- [SET PROBLEM]:
Change "candle-body" to "candlestick-body" in the data from the line with "Enumerate the UI" to the line with "candle-body: [79, 217, 82, 228]", and leave everything else in those lines as it is.

Spatial annotation data
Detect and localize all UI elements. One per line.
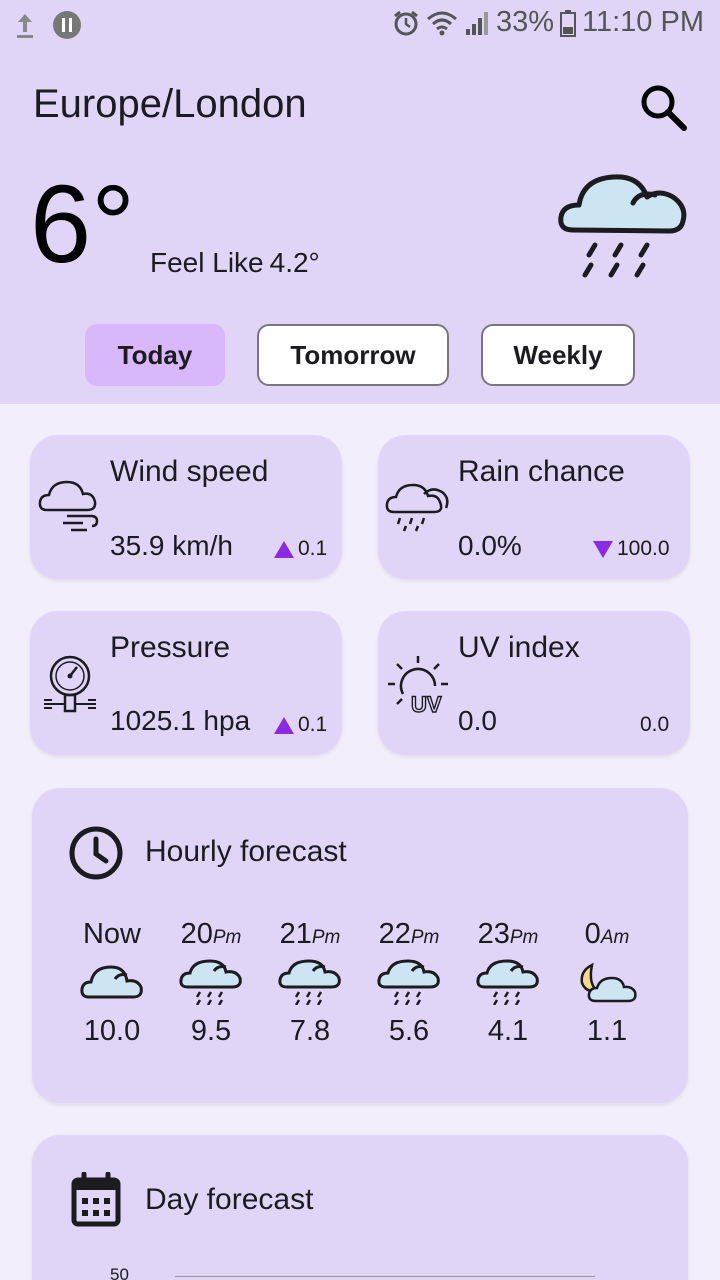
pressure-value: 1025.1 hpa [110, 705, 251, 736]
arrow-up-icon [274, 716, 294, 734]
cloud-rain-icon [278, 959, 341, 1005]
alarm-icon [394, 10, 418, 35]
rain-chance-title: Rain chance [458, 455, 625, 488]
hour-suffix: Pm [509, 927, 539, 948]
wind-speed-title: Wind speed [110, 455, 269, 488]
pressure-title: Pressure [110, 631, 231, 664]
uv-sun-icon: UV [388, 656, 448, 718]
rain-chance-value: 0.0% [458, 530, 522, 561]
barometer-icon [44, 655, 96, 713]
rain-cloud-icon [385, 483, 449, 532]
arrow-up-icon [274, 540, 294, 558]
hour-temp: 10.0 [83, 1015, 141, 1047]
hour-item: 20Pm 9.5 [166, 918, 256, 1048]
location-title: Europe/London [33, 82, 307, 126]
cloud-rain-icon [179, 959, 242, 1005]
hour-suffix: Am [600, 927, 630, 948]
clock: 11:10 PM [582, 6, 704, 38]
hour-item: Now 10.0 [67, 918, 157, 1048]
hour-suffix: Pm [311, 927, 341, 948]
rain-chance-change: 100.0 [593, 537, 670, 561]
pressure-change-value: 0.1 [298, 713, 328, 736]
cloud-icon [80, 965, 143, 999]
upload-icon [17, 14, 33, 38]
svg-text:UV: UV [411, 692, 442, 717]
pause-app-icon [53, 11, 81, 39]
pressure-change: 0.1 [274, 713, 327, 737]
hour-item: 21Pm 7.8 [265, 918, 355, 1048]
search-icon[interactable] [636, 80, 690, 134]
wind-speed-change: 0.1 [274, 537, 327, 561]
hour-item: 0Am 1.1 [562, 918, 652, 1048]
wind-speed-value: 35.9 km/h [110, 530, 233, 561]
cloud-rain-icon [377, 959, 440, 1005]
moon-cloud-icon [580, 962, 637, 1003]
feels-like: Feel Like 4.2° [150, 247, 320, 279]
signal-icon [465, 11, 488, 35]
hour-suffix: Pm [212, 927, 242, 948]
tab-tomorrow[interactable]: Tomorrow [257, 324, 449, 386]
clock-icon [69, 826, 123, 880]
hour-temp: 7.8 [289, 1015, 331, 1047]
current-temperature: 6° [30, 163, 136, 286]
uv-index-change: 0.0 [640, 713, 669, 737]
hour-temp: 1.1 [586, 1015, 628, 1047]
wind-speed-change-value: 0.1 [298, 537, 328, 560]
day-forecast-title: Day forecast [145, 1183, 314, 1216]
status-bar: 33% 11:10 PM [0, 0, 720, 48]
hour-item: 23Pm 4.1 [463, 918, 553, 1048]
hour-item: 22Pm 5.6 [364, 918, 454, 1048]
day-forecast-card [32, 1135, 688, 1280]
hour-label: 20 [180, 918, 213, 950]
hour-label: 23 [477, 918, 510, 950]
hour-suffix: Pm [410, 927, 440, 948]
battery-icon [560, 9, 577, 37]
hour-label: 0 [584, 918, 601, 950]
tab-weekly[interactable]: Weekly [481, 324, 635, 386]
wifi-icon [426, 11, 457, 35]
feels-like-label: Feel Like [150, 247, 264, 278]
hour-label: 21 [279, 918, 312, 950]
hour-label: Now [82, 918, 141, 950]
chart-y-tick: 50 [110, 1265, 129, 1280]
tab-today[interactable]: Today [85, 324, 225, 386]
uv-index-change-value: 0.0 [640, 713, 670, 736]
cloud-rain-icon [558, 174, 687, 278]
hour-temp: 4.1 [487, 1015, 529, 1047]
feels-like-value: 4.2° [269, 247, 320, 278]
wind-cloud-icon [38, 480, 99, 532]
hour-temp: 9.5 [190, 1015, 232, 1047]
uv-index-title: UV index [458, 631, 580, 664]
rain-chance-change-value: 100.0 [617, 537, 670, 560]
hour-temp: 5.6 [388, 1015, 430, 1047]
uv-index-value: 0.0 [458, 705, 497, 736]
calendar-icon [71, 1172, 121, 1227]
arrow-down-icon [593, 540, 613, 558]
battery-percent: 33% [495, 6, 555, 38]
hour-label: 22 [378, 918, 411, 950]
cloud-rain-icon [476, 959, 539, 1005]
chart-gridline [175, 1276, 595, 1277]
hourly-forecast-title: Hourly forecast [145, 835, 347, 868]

* * *

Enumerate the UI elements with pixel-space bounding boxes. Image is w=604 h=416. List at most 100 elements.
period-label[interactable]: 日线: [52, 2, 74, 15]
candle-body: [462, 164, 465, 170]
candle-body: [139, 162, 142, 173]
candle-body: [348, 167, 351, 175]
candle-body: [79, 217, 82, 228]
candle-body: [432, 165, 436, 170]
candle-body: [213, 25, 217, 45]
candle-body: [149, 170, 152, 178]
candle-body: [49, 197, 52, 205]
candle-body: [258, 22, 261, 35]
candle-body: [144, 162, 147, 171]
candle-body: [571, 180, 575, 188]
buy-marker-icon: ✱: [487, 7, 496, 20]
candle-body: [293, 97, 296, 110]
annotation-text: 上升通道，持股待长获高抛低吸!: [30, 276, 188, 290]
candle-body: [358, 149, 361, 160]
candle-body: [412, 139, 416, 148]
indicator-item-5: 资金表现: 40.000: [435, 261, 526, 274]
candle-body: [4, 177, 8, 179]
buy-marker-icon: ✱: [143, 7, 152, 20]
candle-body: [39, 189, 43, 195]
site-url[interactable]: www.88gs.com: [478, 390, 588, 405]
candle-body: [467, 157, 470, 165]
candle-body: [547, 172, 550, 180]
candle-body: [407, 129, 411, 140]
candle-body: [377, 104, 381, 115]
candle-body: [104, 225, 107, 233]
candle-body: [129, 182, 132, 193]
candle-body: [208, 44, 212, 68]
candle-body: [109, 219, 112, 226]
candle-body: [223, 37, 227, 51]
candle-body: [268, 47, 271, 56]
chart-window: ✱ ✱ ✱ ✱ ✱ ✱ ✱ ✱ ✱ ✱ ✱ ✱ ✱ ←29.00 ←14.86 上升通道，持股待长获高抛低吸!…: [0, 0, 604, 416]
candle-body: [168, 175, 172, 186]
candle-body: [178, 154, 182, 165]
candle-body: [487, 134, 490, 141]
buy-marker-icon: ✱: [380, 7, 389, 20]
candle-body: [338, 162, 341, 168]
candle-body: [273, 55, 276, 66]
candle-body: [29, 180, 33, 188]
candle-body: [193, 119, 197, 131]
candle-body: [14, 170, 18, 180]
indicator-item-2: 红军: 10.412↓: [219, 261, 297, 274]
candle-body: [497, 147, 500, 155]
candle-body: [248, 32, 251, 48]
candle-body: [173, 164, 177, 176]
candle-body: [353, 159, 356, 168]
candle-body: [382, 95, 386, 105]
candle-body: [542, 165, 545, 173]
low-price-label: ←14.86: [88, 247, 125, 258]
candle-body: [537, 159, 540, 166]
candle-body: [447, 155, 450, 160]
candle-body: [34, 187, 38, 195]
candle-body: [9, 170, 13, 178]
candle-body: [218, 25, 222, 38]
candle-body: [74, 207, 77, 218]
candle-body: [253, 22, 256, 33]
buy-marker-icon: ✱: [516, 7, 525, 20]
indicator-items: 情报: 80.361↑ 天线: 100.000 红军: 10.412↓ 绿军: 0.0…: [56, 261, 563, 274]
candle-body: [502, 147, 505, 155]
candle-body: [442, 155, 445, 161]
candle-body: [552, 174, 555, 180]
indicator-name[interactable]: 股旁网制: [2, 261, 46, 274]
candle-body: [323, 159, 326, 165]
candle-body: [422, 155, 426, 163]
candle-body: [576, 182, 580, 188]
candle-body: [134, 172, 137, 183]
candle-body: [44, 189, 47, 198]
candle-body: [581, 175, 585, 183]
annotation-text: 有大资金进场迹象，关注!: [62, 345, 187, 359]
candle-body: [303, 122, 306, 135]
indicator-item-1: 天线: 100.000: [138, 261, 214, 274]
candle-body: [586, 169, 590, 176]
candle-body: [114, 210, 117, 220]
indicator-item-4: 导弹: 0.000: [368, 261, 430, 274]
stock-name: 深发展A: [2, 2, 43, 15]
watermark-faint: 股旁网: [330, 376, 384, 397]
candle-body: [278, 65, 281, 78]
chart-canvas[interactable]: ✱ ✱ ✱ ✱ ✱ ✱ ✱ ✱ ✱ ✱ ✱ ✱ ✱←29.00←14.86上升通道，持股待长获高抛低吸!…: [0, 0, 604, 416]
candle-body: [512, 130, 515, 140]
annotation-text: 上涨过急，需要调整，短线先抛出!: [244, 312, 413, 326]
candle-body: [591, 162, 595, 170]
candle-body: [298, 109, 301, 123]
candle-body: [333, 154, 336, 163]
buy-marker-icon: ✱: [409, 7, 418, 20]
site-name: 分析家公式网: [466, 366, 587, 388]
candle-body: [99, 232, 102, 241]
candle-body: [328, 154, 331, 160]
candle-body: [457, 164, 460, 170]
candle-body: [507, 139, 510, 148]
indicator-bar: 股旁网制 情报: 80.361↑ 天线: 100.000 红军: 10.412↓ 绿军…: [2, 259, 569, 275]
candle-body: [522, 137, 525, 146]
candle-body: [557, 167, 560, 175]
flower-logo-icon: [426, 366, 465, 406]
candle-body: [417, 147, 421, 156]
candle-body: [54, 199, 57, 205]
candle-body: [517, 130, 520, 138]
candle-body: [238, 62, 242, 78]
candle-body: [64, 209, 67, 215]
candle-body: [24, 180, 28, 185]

==

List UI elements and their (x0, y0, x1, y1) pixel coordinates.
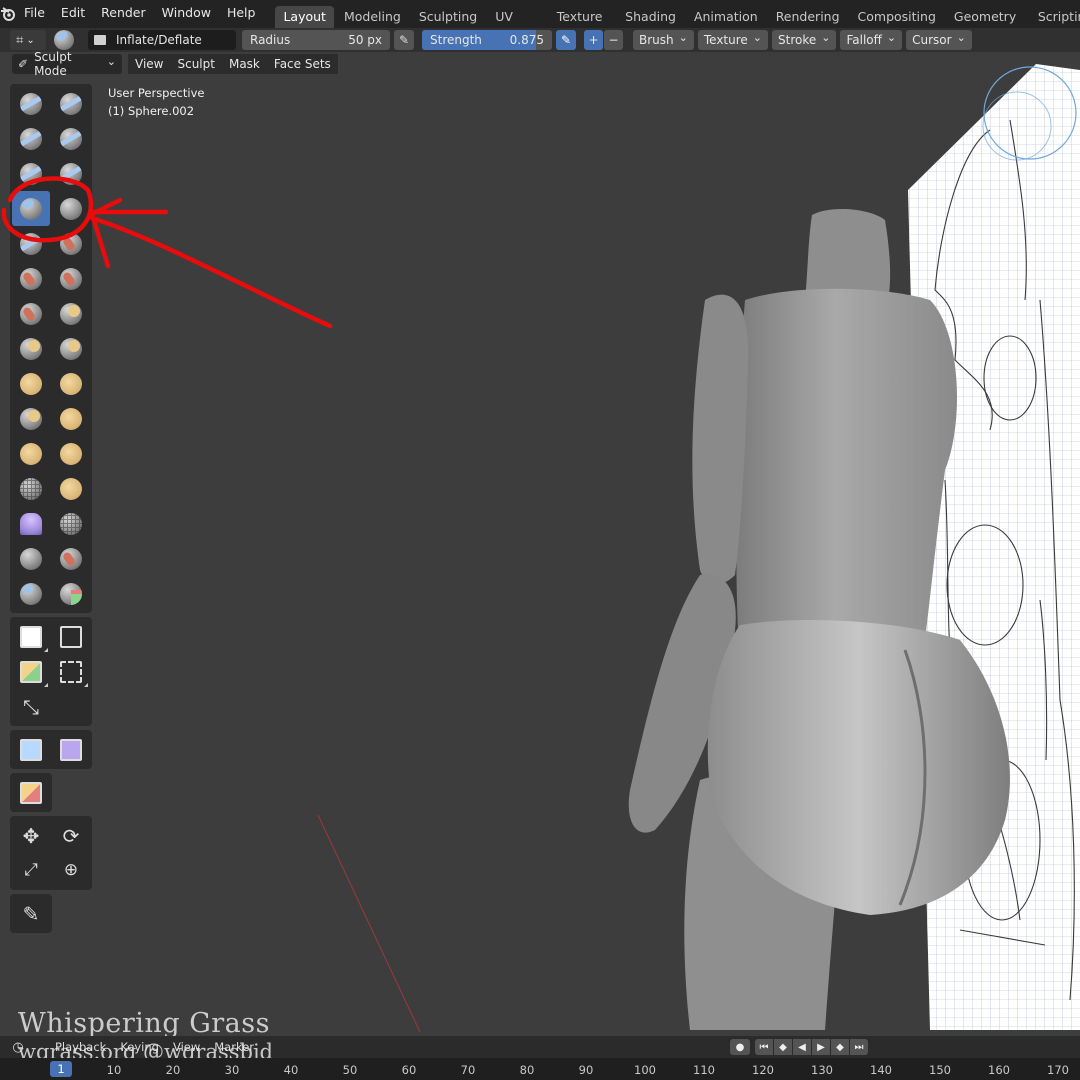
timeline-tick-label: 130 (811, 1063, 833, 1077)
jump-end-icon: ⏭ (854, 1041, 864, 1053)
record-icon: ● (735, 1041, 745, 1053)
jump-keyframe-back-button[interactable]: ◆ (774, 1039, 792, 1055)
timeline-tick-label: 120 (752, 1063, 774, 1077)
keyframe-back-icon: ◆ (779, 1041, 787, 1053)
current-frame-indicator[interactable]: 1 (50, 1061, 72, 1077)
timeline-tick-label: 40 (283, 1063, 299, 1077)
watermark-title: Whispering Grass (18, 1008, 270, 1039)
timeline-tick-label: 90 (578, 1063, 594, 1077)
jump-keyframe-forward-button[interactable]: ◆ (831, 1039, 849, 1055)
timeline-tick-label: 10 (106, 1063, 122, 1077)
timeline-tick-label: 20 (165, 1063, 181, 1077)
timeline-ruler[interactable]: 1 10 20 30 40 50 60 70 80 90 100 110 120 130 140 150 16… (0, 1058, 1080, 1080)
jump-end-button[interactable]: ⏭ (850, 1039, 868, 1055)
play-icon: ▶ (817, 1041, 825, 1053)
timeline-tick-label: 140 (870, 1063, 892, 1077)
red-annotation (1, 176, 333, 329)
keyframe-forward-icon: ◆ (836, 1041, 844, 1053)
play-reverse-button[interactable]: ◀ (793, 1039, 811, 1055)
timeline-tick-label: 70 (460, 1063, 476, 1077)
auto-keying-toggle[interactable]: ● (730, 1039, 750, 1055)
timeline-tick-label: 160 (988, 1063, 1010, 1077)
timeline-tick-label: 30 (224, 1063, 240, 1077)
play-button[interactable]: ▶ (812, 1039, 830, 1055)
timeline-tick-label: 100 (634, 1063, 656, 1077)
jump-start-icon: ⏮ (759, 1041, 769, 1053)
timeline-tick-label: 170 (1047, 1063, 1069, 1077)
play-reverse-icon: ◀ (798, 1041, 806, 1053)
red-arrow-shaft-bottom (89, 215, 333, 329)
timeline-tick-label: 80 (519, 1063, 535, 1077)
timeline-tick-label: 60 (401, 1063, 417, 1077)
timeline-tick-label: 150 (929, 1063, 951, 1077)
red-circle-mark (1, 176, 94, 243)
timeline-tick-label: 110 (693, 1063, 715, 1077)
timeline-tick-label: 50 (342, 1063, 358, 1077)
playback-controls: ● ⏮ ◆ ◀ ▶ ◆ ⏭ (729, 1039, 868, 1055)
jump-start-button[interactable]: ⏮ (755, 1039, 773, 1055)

- [EXERCISE OUTPUT]:
Enumerate the UI elements with pixel-space bounding boxes. Image is w=604 h=416. List at most 100 elements.
period-label[interactable]: 日线: [52, 2, 74, 15]
candlestick-body: [462, 164, 465, 170]
candlestick-body: [139, 162, 142, 173]
candlestick-body: [348, 167, 351, 175]
candlestick-body: [79, 217, 82, 228]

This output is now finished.